-- Begin EXERCISE INPUT --
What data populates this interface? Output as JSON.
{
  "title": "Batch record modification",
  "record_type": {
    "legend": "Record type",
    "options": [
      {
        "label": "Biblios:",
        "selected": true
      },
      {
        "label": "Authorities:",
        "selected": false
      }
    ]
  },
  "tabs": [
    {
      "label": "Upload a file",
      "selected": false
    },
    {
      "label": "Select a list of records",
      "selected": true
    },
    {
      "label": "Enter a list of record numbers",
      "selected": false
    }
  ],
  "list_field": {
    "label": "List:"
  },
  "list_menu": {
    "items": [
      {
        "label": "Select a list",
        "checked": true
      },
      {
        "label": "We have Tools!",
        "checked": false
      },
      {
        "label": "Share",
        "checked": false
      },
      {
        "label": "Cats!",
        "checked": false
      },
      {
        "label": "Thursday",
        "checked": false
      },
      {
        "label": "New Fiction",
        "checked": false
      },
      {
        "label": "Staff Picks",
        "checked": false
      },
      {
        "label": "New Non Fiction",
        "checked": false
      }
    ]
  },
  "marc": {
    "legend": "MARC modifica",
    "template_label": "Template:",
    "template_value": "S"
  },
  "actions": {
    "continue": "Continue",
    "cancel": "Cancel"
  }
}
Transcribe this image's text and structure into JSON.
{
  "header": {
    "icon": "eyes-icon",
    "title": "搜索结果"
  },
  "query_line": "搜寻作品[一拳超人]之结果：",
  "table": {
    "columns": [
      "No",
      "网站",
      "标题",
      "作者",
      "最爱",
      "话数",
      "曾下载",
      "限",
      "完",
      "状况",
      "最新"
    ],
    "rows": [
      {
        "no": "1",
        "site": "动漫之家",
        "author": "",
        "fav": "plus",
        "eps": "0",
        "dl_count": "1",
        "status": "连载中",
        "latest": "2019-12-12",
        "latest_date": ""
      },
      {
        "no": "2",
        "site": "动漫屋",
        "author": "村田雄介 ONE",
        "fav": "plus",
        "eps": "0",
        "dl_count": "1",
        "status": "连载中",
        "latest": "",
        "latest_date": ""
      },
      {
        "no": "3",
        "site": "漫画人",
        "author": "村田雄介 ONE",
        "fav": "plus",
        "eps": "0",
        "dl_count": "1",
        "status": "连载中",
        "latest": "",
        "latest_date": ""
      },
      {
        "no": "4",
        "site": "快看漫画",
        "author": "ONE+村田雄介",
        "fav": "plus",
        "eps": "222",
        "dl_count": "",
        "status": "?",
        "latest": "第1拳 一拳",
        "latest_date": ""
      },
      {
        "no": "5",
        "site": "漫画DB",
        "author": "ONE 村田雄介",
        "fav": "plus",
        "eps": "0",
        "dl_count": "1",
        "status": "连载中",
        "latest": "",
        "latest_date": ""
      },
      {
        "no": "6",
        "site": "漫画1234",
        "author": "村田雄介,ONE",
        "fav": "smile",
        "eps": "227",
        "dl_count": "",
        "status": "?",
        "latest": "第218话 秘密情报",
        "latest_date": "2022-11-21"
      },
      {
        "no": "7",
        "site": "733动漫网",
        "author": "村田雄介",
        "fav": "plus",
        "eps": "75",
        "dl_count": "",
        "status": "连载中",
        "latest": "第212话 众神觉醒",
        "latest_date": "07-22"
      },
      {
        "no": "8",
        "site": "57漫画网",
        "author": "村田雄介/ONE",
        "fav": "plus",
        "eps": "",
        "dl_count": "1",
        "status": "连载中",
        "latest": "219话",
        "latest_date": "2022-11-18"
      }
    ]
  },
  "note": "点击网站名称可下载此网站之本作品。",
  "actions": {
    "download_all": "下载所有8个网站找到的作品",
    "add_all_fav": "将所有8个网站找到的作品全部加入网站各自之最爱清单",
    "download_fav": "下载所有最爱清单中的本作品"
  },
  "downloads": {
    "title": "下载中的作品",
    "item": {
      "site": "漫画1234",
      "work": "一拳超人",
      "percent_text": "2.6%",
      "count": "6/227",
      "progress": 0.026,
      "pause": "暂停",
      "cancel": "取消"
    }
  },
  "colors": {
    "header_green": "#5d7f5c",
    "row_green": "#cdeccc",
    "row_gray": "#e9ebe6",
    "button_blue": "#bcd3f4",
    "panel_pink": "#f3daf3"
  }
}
-- End EXERCISE INPUT --
(EXERCISE)
Take every line from the data above that holds "Fiction" and copy it out.

(SOLUTION FOR THIS PROBLEM)
        "label": "New Fiction",
        "label": "New Non Fiction",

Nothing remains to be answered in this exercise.